[Records excerpted from a collection]
-- -- --

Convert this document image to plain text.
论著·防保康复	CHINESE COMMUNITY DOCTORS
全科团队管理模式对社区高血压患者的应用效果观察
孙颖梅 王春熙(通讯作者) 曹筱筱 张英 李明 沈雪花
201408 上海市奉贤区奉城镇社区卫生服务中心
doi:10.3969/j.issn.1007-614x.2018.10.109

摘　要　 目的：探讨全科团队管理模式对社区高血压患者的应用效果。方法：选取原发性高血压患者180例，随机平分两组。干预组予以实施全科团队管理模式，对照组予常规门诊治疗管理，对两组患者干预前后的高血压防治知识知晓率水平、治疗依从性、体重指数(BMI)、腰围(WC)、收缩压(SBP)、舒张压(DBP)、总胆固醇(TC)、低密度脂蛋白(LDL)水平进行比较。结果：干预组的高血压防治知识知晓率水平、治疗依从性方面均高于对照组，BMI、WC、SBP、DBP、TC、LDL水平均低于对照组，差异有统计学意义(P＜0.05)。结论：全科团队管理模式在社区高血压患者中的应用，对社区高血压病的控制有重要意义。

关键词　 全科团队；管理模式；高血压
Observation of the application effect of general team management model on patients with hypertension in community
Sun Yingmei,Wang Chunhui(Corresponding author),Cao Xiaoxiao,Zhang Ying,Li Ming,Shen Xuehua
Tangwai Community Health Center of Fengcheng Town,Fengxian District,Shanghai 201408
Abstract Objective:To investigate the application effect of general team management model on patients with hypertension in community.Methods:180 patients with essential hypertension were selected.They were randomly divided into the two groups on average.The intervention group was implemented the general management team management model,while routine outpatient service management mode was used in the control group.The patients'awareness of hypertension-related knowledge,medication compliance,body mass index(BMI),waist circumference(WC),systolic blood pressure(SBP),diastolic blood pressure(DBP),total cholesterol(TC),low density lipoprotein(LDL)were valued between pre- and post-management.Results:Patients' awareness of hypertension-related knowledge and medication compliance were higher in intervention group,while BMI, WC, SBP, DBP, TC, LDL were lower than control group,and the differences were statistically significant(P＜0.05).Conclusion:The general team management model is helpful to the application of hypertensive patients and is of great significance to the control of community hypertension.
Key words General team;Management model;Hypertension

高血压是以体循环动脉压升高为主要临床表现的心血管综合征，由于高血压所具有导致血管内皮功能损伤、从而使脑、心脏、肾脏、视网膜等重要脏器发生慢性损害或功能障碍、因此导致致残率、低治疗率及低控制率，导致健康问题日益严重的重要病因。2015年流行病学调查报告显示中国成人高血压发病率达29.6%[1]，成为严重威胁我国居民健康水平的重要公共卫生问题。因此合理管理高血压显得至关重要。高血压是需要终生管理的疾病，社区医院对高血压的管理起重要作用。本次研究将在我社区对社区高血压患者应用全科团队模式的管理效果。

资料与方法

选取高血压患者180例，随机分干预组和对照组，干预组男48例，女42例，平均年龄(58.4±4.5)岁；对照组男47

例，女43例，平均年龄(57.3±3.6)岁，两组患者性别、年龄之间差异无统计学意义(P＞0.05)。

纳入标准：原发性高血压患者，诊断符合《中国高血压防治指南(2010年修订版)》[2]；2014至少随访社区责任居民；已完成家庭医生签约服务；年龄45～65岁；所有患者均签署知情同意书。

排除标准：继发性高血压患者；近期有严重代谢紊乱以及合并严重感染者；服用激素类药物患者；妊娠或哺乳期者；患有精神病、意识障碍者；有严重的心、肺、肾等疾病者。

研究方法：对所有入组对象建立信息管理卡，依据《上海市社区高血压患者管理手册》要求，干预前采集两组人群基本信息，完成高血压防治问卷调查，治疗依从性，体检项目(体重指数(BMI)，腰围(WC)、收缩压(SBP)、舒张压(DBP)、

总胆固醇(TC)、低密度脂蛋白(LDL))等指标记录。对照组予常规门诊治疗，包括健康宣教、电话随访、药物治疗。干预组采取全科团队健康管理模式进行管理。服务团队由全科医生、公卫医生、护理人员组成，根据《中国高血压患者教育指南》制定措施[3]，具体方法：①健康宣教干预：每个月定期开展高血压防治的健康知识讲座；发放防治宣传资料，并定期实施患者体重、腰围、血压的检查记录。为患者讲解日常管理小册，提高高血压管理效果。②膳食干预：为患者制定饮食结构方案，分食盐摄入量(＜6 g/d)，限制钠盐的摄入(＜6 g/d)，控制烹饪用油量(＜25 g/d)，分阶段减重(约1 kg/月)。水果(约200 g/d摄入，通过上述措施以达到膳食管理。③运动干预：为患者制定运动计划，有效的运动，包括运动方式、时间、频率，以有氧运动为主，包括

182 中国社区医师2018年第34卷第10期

-- -- --

* Goal of the exercise *
Look at the entries above. Then set all of them down again exactly.

* Answer to this exercise *
Convert this document image to plain text.
论著·防保康复	CHINESE COMMUNITY DOCTORS
全科团队管理模式对社区高血压患者的应用效果观察
孙颖梅 王春熙(通讯作者) 曹筱筱 张英 李明 沈雪花
201408 上海市奉贤区奉城镇社区卫生服务中心
doi:10.3969/j.issn.1007-614x.2018.10.109

摘　要　 目的：探讨全科团队管理模式对社区高血压患者的应用效果。方法：选取原发性高血压患者180例，随机平分两组。干预组予以实施全科团队管理模式，对照组予常规门诊治疗管理，对两组患者干预前后的高血压防治知识知晓率水平、治疗依从性、体重指数(BMI)、腰围(WC)、收缩压(SBP)、舒张压(DBP)、总胆固醇(TC)、低密度脂蛋白(LDL)水平进行比较。结果：干预组的高血压防治知识知晓率水平、治疗依从性方面均高于对照组，BMI、WC、SBP、DBP、TC、LDL水平均低于对照组，差异有统计学意义(P＜0.05)。结论：全科团队管理模式在社区高血压患者中的应用，对社区高血压病的控制有重要意义。

关键词　 全科团队；管理模式；高血压
Observation of the application effect of general team management model on patients with hypertension in community
Sun Yingmei,Wang Chunhui(Corresponding author),Cao Xiaoxiao,Zhang Ying,Li Ming,Shen Xuehua
Tangwai Community Health Center of Fengcheng Town,Fengxian District,Shanghai 201408
Abstract Objective:To investigate the application effect of general team management model on patients with hypertension in community.Methods:180 patients with essential hypertension were selected.They were randomly divided into the two groups on average.The intervention group was implemented the general management team management model,while routine outpatient service management mode was used in the control group.The patients'awareness of hypertension-related knowledge,medication compliance,body mass index(BMI),waist circumference(WC),systolic blood pressure(SBP),diastolic blood pressure(DBP),total cholesterol(TC),low density lipoprotein(LDL)were valued between pre- and post-management.Results:Patients' awareness of hypertension-related knowledge and medication compliance were higher in intervention group,while BMI, WC, SBP, DBP, TC, LDL were lower than control group,and the differences were statistically significant(P＜0.05).Conclusion:The general team management model is helpful to the application of hypertensive patients and is of great significance to the control of community hypertension.
Key words General team;Management model;Hypertension

高血压是以体循环动脉压升高为主要临床表现的心血管综合征，由于高血压所具有导致血管内皮功能损伤、从而使脑、心脏、肾脏、视网膜等重要脏器发生慢性损害或功能障碍、因此导致致残率、低治疗率及低控制率，导致健康问题日益严重的重要病因。2015年流行病学调查报告显示中国成人高血压发病率达29.6%[1]，成为严重威胁我国居民健康水平的重要公共卫生问题。因此合理管理高血压显得至关重要。高血压是需要终生管理的疾病，社区医院对高血压的管理起重要作用。本次研究将在我社区对社区高血压患者应用全科团队模式的管理效果。

资料与方法

选取高血压患者180例，随机分干预组和对照组，干预组男48例，女42例，平均年龄(58.4±4.5)岁；对照组男47

例，女43例，平均年龄(57.3±3.6)岁，两组患者性别、年龄之间差异无统计学意义(P＞0.05)。

纳入标准：原发性高血压患者，诊断符合《中国高血压防治指南(2010年修订版)》[2]；2014至少随访社区责任居民；已完成家庭医生签约服务；年龄45～65岁；所有患者均签署知情同意书。

排除标准：继发性高血压患者；近期有严重代谢紊乱以及合并严重感染者；服用激素类药物患者；妊娠或哺乳期者；患有精神病、意识障碍者；有严重的心、肺、肾等疾病者。

研究方法：对所有入组对象建立信息管理卡，依据《上海市社区高血压患者管理手册》要求，干预前采集两组人群基本信息，完成高血压防治问卷调查，治疗依从性，体检项目(体重指数(BMI)，腰围(WC)、收缩压(SBP)、舒张压(DBP)、

总胆固醇(TC)、低密度脂蛋白(LDL))等指标记录。对照组予常规门诊治疗，包括健康宣教、电话随访、药物治疗。干预组采取全科团队健康管理模式进行管理。服务团队由全科医生、公卫医生、护理人员组成，根据《中国高血压患者教育指南》制定措施[3]，具体方法：①健康宣教干预：每个月定期开展高血压防治的健康知识讲座；发放防治宣传资料，并定期实施患者体重、腰围、血压的检查记录。为患者讲解日常管理小册，提高高血压管理效果。②膳食干预：为患者制定饮食结构方案，分食盐摄入量(＜6 g/d)，限制钠盐的摄入(＜6 g/d)，控制烹饪用油量(＜25 g/d)，分阶段减重(约1 kg/月)。水果(约200 g/d摄入，通过上述措施以达到膳食管理。③运动干预：为患者制定运动计划，有效的运动，包括运动方式、时间、频率，以有氧运动为主，包括

182 中国社区医师2018年第34卷第10期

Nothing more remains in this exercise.